Saved data entries:

--- --- ---

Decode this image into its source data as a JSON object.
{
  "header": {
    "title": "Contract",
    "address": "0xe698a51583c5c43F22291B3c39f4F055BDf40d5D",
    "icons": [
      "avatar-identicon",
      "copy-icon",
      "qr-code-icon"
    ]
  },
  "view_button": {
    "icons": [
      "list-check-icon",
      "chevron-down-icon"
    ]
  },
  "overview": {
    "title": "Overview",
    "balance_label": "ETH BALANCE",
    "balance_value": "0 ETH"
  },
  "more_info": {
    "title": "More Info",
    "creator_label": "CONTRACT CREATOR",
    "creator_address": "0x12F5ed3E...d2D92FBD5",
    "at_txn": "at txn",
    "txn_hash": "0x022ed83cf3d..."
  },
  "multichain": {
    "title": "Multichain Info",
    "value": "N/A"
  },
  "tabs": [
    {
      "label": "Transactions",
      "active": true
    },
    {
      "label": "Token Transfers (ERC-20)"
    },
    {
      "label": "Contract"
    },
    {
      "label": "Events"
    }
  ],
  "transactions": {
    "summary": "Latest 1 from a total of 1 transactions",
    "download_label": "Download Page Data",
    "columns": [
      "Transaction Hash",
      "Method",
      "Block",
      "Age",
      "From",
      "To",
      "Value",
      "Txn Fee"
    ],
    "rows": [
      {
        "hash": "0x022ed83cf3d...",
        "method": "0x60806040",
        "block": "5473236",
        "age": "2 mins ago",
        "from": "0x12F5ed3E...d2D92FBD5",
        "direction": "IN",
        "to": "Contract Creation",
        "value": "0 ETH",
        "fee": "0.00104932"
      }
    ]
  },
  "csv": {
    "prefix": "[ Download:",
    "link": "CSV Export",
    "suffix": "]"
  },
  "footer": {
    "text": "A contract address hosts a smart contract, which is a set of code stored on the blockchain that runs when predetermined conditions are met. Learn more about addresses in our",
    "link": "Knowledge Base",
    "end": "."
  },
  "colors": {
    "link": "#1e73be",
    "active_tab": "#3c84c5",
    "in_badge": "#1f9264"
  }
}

--- --- ---

Directive:
Reproduce the listing in full. Keep it exactly as written.

Problem solution:
Decode this image into its source data as a JSON object.
{
  "header": {
    "title": "Contract",
    "address": "0xe698a51583c5c43F22291B3c39f4F055BDf40d5D",
    "icons": [
      "avatar-identicon",
      "copy-icon",
      "qr-code-icon"
    ]
  },
  "view_button": {
    "icons": [
      "list-check-icon",
      "chevron-down-icon"
    ]
  },
  "overview": {
    "title": "Overview",
    "balance_label": "ETH BALANCE",
    "balance_value": "0 ETH"
  },
  "more_info": {
    "title": "More Info",
    "creator_label": "CONTRACT CREATOR",
    "creator_address": "0x12F5ed3E...d2D92FBD5",
    "at_txn": "at txn",
    "txn_hash": "0x022ed83cf3d..."
  },
  "multichain": {
    "title": "Multichain Info",
    "value": "N/A"
  },
  "tabs": [
    {
      "label": "Transactions",
      "active": true
    },
    {
      "label": "Token Transfers (ERC-20)"
    },
    {
      "label": "Contract"
    },
    {
      "label": "Events"
    }
  ],
  "transactions": {
    "summary": "Latest 1 from a total of 1 transactions",
    "download_label": "Download Page Data",
    "columns": [
      "Transaction Hash",
      "Method",
      "Block",
      "Age",
      "From",
      "To",
      "Value",
      "Txn Fee"
    ],
    "rows": [
      {
        "hash": "0x022ed83cf3d...",
        "method": "0x60806040",
        "block": "5473236",
        "age": "2 mins ago",
        "from": "0x12F5ed3E...d2D92FBD5",
        "direction": "IN",
        "to": "Contract Creation",
        "value": "0 ETH",
        "fee": "0.00104932"
      }
    ]
  },
  "csv": {
    "prefix": "[ Download:",
    "link": "CSV Export",
    "suffix": "]"
  },
  "footer": {
    "text": "A contract address hosts a smart contract, which is a set of code stored on the blockchain that runs when predetermined conditions are met. Learn more about addresses in our",
    "link": "Knowledge Base",
    "end": "."
  },
  "colors": {
    "link": "#1e73be",
    "active_tab": "#3c84c5",
    "in_badge": "#1f9264"
  }
}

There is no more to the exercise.